Excerpt

---------------

Proposal:Add languages: tags for name rendering

From OpenStreetMap Wiki
Jump to navigation Jump to search
Add languages: tags for name rendering
Proposal status: Proposed (under way)
Proposed by: Aseigo
Tagging: languages:presentation_order:self=<List of ISO 639 language codes>
Applies to:
Definition: Introduce new official and preferred language tags to be added to administrative boundaries which would define how renderers should select and display correctly localized names.
Statistics:

Draft started: 2024-11-13
RFC start: 2024/11/13

This is the second revision of this proposal. Changes from the first revision include:

  • The name of the proposed tag changed to `languages:presentation_order`
  • Dropped the `preferred` tag for more-local tag ordering; this use case is instead covered in the proposed rendering algorithm.
  • Added the `languages:presentation_order:self` tag to cover an edge case discovered in the first rond of discussion
  • Added clarification on user preferences in applications, as they are not affected by this proposal, but that was not clear to many reviewers.
  • Added a `boundary=aboriginal_lands` along with `boundary=administrative` as features to consider in language metadata discovers.
  • Various clarifications and simplifications made in response to the first round of discussion.

Problem Statement

OSM stores the "default" name of a feature using the `name` tag. This is sufficient when a feature has one name in a single language, but fails in other cases such as in multilingual communities.

However, there is currently no mechanism for an OSM renderer to determine which `name:<language-code>` tags should be shown, or in which order. This causes OSM editors to record multiple official names for the same location in the `name` tag, and this causes a variety of problems including:

  • inconsistent data across OSM, such as differences in separator characters used between different language names (e.g. '/' vs '-')
  • multi-lingual `name` entries do not always match the `addr:streetname` tags, especially when the latter are mono-lingual
  • sometimes the content of the `name` tag is a mashup of differnet language names that do not actually exist
  • this causes poor results in visual and audio renderings as there is no mechanism provided for a renderer to understand which language(s) are in a `name` tag
  • it is error-prone and labour-intensive to update regional data to reflect evolving regulatory standards, as it requires editing all affected `name` tags to change the default rendering of the data, causing the OSM dataset to lag behind real world usage even when the correct data exists in the relevant `name:<language code>` tags.

---------------

Record excerpts
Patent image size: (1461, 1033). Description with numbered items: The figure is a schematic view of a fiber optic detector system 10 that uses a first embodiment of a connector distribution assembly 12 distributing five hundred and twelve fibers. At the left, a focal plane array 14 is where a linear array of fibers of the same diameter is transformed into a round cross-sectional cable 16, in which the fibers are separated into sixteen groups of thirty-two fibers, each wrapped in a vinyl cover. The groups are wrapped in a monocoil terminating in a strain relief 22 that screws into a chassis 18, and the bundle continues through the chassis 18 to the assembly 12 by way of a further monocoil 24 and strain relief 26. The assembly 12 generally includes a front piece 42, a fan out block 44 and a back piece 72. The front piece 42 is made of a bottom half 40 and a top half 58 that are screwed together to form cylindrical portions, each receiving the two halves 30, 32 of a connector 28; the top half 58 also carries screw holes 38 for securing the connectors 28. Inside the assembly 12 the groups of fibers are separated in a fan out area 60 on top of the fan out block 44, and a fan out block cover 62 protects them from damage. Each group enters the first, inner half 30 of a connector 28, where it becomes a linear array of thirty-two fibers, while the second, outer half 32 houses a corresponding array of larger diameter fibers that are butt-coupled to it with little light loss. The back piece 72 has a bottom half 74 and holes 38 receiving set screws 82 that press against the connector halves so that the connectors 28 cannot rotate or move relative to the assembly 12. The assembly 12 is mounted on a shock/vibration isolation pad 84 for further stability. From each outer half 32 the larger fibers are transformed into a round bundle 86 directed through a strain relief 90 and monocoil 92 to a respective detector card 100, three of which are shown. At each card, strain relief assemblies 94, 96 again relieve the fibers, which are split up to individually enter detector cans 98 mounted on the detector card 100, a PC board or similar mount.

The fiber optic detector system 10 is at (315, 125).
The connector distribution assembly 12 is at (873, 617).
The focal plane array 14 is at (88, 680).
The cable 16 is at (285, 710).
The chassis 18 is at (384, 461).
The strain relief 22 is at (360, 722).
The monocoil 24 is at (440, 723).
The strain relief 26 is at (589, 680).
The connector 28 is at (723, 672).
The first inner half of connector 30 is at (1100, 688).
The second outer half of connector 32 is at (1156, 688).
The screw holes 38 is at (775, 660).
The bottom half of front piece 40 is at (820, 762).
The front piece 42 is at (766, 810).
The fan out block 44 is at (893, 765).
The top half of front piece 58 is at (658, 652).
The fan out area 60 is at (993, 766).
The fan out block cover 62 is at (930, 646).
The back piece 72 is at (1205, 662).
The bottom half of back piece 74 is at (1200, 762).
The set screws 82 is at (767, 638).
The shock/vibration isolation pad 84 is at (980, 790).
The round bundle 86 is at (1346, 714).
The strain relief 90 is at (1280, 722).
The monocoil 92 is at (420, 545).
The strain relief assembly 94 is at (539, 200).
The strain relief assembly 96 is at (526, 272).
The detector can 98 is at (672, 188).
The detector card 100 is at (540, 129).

---------------

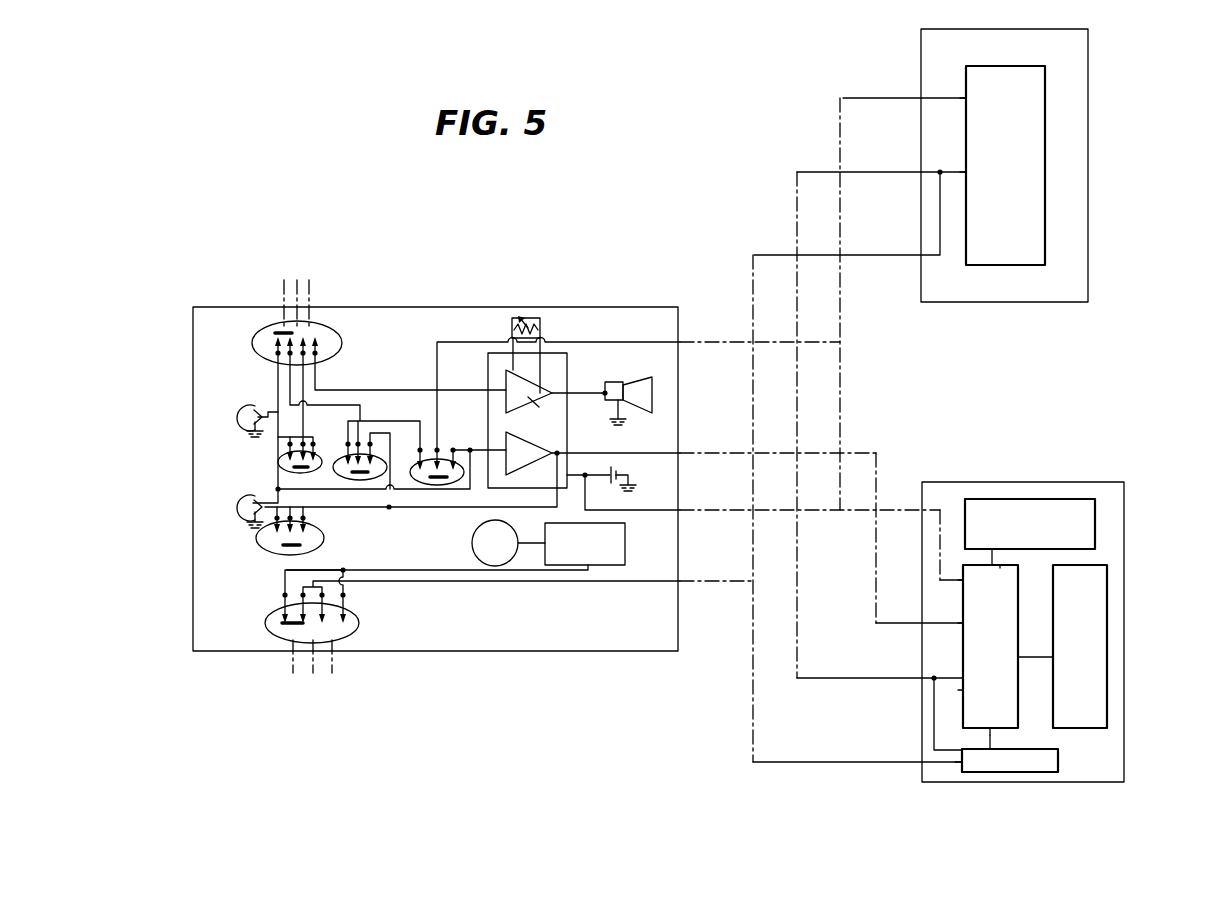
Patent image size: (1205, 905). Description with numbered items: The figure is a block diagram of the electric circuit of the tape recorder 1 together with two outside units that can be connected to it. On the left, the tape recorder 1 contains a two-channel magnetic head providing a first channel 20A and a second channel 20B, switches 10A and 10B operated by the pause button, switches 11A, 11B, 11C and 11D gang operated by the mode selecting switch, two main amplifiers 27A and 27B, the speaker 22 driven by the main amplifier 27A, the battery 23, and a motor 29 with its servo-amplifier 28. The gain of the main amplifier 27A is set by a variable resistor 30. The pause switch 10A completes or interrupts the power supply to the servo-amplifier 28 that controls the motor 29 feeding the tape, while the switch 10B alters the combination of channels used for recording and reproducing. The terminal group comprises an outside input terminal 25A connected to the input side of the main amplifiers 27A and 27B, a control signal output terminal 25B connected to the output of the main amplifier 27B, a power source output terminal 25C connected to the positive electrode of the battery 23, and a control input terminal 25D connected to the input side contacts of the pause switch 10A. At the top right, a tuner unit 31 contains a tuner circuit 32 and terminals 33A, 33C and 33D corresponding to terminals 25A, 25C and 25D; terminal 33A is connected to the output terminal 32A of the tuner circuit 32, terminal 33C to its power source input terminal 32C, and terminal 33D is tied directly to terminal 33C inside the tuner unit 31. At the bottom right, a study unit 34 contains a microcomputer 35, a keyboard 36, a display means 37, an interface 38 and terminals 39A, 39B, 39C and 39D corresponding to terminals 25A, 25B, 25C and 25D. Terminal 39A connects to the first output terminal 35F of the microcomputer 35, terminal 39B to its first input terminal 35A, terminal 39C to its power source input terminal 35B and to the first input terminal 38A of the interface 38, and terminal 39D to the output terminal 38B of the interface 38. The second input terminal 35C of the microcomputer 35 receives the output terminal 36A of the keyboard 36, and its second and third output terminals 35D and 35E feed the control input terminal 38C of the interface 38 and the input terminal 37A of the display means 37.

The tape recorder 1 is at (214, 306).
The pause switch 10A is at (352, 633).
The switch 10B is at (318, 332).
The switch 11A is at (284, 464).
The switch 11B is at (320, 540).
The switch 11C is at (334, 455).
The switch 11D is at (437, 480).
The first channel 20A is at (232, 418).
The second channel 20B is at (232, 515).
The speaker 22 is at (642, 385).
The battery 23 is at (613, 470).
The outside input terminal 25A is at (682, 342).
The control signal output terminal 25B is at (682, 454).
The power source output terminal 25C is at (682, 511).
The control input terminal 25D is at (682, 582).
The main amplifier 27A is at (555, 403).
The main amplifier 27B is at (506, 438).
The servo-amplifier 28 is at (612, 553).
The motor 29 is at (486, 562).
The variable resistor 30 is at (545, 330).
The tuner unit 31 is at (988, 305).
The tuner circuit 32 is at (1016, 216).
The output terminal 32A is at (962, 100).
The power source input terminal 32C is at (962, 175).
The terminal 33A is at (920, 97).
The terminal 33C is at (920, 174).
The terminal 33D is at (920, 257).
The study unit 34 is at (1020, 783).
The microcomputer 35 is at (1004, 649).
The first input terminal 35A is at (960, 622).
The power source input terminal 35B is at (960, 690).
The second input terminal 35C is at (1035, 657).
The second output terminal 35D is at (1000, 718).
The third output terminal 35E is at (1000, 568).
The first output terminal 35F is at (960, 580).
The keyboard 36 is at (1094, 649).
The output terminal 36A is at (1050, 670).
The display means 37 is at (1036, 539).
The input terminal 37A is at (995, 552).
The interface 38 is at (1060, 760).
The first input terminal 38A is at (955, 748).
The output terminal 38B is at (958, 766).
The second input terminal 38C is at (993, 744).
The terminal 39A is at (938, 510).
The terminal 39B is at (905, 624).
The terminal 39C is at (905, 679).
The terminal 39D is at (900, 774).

---------------

Requirement 1
In the proposal, which tag does OSM use to store the "default" name of a feature?
Requirement 2
Transcribe part of the proposal, beginning at the words that contain "Problem Statement" and stopping after "in multilingual communities.".
Requirement 3
According to the proposal, why do OSM editors record multiple official names for the same location in the `name` tag?

Problem solution 1
The `name` tag.

Problem solution 2
Problem Statement

OSM stores the "default" name of a feature using the `name` tag. This is sufficient when a feature has one name in a single language, but fails in other cases such as in multilingual communities.

Problem solution 3
There is currently no mechanism for an OSM renderer to determine which `name:<language-code>` tags should be shown, or in which order. Editors therefore put multiple official names into the `name` tag.